→ Directive
All of the records below must be output exactly, with no pictures carried over.
·····
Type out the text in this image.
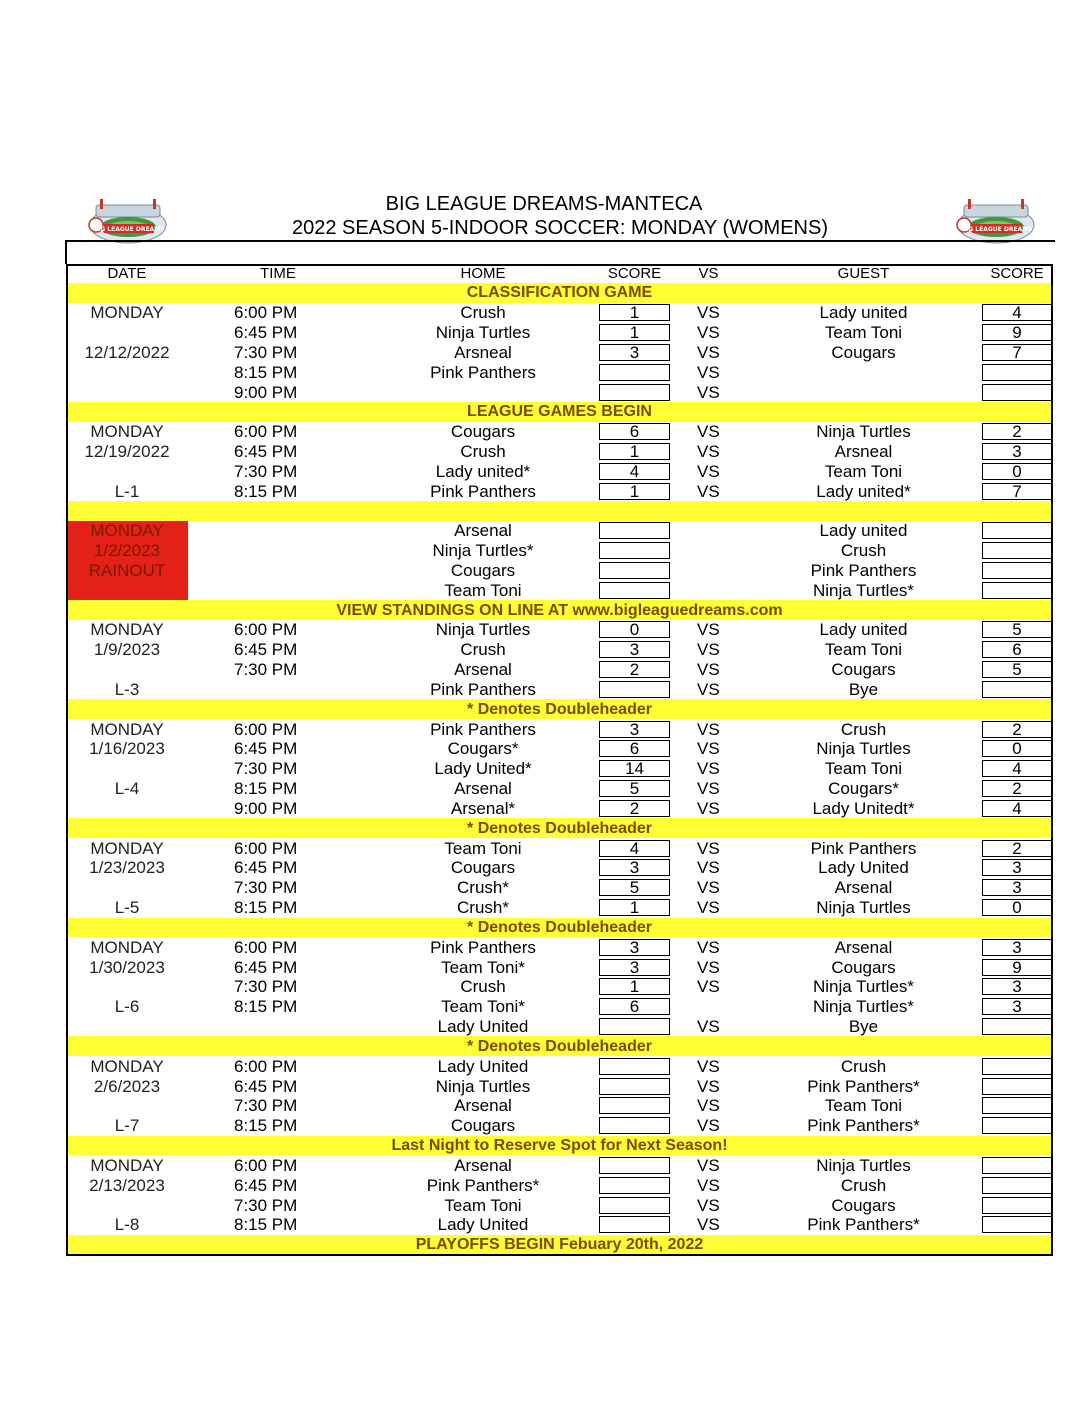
BIG LEAGUE DREAMS-MANTECA
2022 SEASON 5-INDOOR SOCCER: MONDAY (WOMENS)
BIG LEAGUE DREAMS	BIG LEAGUE DREAMS
DATE	TIME	HOME	SCORE	VS	GUEST	SCORE
CLASSIFICATION GAME						
MONDAY	6:00 PM	Crush	1	VS	Lady united	4

	6:45 PM	Ninja Turtles	1	VS	Team Toni	9

12/12/2022	7:30 PM	Arsneal	3	VS	Cougars	7

	8:15 PM	Pink Panthers		VS		

	9:00 PM			VS		

LEAGUE GAMES BEGIN						
MONDAY	6:00 PM	Cougars	6	VS	Ninja Turtles	2

12/19/2022	6:45 PM	Crush	1	VS	Arsneal	3

	7:30 PM	Lady united*	4	VS	Team Toni	0

L-1	8:15 PM	Pink Panthers	1	VS	Lady united*	7

MONDAY		Arsenal			Lady united	

1/2/2023		Ninja Turtles*			Crush	

RAINOUT		Cougars			Pink Panthers	

		Team Toni			Ninja Turtles*	

VIEW STANDINGS ON LINE AT www.bigleaguedreams.com						
MONDAY	6:00 PM	Ninja Turtles	0	VS	Lady united	5

1/9/2023	6:45 PM	Crush	3	VS	Team Toni	6

	7:30 PM	Arsenal	2	VS	Cougars	5

L-3		Pink Panthers		VS	Bye	

* Denotes Doubleheader						
MONDAY	6:00 PM	Pink Panthers	3	VS	Crush	2

1/16/2023	6:45 PM	Cougars*	6	VS	Ninja Turtles	0

	7:30 PM	Lady United*	14	VS	Team Toni	4

L-4	8:15 PM	Arsenal	5	VS	Cougars*	2

	9:00 PM	Arsenal*	2	VS	Lady Unitedt*	4

* Denotes Doubleheader						
MONDAY	6:00 PM	Team Toni	4	VS	Pink Panthers	2

1/23/2023	6:45 PM	Cougars	3	VS	Lady United	3

	7:30 PM	Crush*	5	VS	Arsenal	3

L-5	8:15 PM	Crush*	1	VS	Ninja Turtles	0

* Denotes Doubleheader						
MONDAY	6:00 PM	Pink Panthers	3	VS	Arsenal	3

1/30/2023	6:45 PM	Team Toni*	3	VS	Cougars	9

	7:30 PM	Crush	1	VS	Ninja Turtles*	3

L-6	8:15 PM	Team Toni*	6		Ninja Turtles*	3

		Lady United		VS	Bye	

* Denotes Doubleheader						
MONDAY	6:00 PM	Lady United		VS	Crush	

2/6/2023	6:45 PM	Ninja Turtles		VS	Pink Panthers*	

	7:30 PM	Arsenal		VS	Team Toni	

L-7	8:15 PM	Cougars		VS	Pink Panthers*	

Last Night to Reserve Spot for Next Season!						
MONDAY	6:00 PM	Arsenal		VS	Ninja Turtles	

2/13/2023	6:45 PM	Pink Panthers*		VS	Crush	

	7:30 PM	Team Toni		VS	Cougars	

L-8	8:15 PM	Lady United		VS	Pink Panthers*	

PLAYOFFS BEGIN Febuary 20th, 2022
·····
→ Worked solution
Type out the text in this image.
BIG LEAGUE DREAMS-MANTECA
2022 SEASON 5-INDOOR SOCCER: MONDAY (WOMENS)
BIG LEAGUE DREAMS	BIG LEAGUE DREAMS
DATE	TIME	HOME	SCORE	VS	GUEST	SCORE
CLASSIFICATION GAME						
MONDAY	6:00 PM	Crush	1	VS	Lady united	4

	6:45 PM	Ninja Turtles	1	VS	Team Toni	9

12/12/2022	7:30 PM	Arsneal	3	VS	Cougars	7

	8:15 PM	Pink Panthers		VS		

	9:00 PM			VS		

LEAGUE GAMES BEGIN						
MONDAY	6:00 PM	Cougars	6	VS	Ninja Turtles	2

12/19/2022	6:45 PM	Crush	1	VS	Arsneal	3

	7:30 PM	Lady united*	4	VS	Team Toni	0

L-1	8:15 PM	Pink Panthers	1	VS	Lady united*	7

MONDAY		Arsenal			Lady united	

1/2/2023		Ninja Turtles*			Crush	

RAINOUT		Cougars			Pink Panthers	

		Team Toni			Ninja Turtles*	

VIEW STANDINGS ON LINE AT www.bigleaguedreams.com						
MONDAY	6:00 PM	Ninja Turtles	0	VS	Lady united	5

1/9/2023	6:45 PM	Crush	3	VS	Team Toni	6

	7:30 PM	Arsenal	2	VS	Cougars	5

L-3		Pink Panthers		VS	Bye	

* Denotes Doubleheader						
MONDAY	6:00 PM	Pink Panthers	3	VS	Crush	2

1/16/2023	6:45 PM	Cougars*	6	VS	Ninja Turtles	0

	7:30 PM	Lady United*	14	VS	Team Toni	4

L-4	8:15 PM	Arsenal	5	VS	Cougars*	2

	9:00 PM	Arsenal*	2	VS	Lady Unitedt*	4

* Denotes Doubleheader						
MONDAY	6:00 PM	Team Toni	4	VS	Pink Panthers	2

1/23/2023	6:45 PM	Cougars	3	VS	Lady United	3

	7:30 PM	Crush*	5	VS	Arsenal	3

L-5	8:15 PM	Crush*	1	VS	Ninja Turtles	0

* Denotes Doubleheader						
MONDAY	6:00 PM	Pink Panthers	3	VS	Arsenal	3

1/30/2023	6:45 PM	Team Toni*	3	VS	Cougars	9

	7:30 PM	Crush	1	VS	Ninja Turtles*	3

L-6	8:15 PM	Team Toni*	6		Ninja Turtles*	3

		Lady United		VS	Bye	

* Denotes Doubleheader						
MONDAY	6:00 PM	Lady United		VS	Crush	

2/6/2023	6:45 PM	Ninja Turtles		VS	Pink Panthers*	

	7:30 PM	Arsenal		VS	Team Toni	

L-7	8:15 PM	Cougars		VS	Pink Panthers*	

Last Night to Reserve Spot for Next Season!						
MONDAY	6:00 PM	Arsenal		VS	Ninja Turtles	

2/13/2023	6:45 PM	Pink Panthers*		VS	Crush	

	7:30 PM	Team Toni		VS	Cougars	

L-8	8:15 PM	Lady United		VS	Pink Panthers*	

PLAYOFFS BEGIN Febuary 20th, 2022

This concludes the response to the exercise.